Exercise prompt. Exactly reproduce the lines from the line that has "Serialize everything readable" down to the last line of the entries, inclusive.

Exercise materials.
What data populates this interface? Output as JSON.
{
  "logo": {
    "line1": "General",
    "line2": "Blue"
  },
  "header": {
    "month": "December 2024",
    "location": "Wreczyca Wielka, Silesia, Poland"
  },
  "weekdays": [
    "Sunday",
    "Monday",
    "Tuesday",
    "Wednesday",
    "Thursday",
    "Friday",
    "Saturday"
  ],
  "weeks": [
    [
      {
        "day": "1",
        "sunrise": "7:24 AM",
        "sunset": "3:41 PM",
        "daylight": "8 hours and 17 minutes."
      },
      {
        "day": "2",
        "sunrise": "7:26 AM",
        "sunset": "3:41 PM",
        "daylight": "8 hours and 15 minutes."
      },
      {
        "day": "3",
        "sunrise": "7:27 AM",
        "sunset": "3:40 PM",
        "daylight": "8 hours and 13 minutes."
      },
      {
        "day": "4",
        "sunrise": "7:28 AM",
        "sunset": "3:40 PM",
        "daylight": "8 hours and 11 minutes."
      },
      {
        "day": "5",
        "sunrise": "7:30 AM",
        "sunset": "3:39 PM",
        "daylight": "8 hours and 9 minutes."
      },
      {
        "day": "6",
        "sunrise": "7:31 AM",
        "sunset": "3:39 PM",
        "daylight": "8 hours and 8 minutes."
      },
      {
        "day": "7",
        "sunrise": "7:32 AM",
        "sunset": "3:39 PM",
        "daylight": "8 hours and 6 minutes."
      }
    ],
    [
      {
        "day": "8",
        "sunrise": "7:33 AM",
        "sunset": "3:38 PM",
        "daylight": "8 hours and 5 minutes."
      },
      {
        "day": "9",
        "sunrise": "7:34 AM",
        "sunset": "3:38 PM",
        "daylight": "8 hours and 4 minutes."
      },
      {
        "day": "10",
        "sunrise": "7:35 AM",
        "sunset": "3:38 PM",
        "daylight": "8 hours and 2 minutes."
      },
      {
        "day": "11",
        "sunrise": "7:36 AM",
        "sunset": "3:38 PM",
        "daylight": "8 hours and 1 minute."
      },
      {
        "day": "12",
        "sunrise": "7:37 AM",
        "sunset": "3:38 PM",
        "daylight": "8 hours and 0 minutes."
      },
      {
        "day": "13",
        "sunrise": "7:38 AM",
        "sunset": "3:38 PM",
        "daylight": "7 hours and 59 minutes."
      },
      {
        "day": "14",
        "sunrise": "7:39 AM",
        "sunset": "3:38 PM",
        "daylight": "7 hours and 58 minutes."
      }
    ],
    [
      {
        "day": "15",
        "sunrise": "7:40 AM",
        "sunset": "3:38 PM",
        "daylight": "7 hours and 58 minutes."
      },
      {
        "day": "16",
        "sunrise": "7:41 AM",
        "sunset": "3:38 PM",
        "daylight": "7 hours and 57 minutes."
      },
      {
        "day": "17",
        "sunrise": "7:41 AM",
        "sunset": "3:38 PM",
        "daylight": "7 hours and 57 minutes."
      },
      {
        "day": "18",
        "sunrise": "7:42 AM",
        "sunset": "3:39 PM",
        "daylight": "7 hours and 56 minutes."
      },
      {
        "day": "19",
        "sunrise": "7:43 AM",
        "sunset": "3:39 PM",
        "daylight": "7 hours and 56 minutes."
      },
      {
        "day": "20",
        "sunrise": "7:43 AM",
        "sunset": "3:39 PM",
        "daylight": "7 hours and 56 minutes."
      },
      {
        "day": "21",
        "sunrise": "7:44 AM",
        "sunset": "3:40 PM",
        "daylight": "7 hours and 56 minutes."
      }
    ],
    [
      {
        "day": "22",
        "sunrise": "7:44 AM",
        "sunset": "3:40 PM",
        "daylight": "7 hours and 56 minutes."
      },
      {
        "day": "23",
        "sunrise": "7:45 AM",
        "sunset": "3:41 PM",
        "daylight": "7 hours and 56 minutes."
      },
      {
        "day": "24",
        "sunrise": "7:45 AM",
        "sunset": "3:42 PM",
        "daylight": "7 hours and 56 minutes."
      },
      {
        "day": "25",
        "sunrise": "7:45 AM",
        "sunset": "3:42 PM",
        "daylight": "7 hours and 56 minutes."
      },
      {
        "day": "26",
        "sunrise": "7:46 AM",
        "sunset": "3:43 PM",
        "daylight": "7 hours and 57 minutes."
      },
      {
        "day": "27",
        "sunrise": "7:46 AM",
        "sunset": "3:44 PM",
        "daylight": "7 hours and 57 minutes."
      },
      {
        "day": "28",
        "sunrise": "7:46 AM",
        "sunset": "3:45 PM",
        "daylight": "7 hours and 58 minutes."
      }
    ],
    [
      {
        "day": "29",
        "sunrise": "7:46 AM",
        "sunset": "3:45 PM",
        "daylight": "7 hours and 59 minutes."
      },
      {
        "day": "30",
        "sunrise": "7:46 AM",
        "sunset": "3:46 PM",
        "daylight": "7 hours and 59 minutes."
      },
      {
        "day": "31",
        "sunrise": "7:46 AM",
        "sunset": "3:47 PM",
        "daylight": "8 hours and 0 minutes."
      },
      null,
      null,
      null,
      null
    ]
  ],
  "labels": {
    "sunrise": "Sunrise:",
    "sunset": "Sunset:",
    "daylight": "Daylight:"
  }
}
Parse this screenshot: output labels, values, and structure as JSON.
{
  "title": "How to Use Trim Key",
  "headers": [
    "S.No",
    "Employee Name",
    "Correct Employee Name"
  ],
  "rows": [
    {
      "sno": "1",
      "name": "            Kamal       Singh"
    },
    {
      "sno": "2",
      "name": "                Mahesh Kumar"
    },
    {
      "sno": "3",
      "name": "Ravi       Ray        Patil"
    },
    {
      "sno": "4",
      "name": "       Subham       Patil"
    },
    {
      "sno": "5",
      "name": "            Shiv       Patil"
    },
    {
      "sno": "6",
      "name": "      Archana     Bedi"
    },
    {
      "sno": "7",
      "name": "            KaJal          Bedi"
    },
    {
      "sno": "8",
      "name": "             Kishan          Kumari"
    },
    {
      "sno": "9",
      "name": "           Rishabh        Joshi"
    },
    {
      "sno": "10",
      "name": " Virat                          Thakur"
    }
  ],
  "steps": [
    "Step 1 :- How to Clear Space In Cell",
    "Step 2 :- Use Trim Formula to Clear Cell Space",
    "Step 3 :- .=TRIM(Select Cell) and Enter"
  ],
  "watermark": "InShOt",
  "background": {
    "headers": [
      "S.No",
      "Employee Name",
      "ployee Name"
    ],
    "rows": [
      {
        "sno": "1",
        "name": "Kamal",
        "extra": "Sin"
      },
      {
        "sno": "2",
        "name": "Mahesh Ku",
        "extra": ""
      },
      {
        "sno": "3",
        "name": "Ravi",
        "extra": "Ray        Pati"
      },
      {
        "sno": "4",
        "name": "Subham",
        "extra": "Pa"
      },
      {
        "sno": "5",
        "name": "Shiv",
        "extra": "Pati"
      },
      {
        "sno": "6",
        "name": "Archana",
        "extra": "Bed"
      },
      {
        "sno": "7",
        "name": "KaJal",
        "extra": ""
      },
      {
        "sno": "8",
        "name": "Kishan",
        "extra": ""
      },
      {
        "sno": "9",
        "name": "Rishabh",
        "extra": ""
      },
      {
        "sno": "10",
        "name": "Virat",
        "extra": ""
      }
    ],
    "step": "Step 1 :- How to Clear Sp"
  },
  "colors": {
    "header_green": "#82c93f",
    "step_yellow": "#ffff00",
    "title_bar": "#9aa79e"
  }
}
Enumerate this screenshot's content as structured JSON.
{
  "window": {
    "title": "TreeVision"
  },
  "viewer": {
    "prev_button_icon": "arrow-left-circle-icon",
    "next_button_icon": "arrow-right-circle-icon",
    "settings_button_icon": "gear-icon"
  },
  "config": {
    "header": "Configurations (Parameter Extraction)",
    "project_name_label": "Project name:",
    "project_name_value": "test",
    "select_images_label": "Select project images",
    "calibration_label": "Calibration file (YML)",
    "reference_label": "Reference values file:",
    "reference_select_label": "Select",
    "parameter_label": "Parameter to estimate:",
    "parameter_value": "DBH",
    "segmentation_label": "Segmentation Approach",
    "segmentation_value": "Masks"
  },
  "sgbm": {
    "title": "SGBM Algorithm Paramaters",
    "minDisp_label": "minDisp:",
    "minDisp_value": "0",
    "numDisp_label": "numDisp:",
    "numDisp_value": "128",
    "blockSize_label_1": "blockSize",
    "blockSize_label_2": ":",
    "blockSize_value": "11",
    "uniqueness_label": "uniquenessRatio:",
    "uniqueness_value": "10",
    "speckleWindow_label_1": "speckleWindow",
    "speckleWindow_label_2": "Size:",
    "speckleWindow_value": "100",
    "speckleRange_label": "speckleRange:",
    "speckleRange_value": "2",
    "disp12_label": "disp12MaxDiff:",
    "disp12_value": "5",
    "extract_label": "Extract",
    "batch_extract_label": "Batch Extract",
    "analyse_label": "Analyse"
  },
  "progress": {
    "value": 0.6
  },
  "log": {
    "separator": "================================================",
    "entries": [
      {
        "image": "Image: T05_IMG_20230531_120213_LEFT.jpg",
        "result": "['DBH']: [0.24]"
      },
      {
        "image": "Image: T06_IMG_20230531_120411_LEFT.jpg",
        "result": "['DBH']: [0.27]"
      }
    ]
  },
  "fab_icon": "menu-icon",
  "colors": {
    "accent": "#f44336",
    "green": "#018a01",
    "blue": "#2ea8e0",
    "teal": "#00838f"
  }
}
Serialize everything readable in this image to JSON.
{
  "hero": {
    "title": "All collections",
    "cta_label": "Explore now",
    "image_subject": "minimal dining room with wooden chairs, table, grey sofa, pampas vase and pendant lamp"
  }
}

Correct answer.
Serialize everything readable in this image to JSON.
{
  "hero": {
    "title": "All collections",
    "cta_label": "Explore now",
    "image_subject": "minimal dining room with wooden chairs, table, grey sofa, pampas vase and pendant lamp"
  }
}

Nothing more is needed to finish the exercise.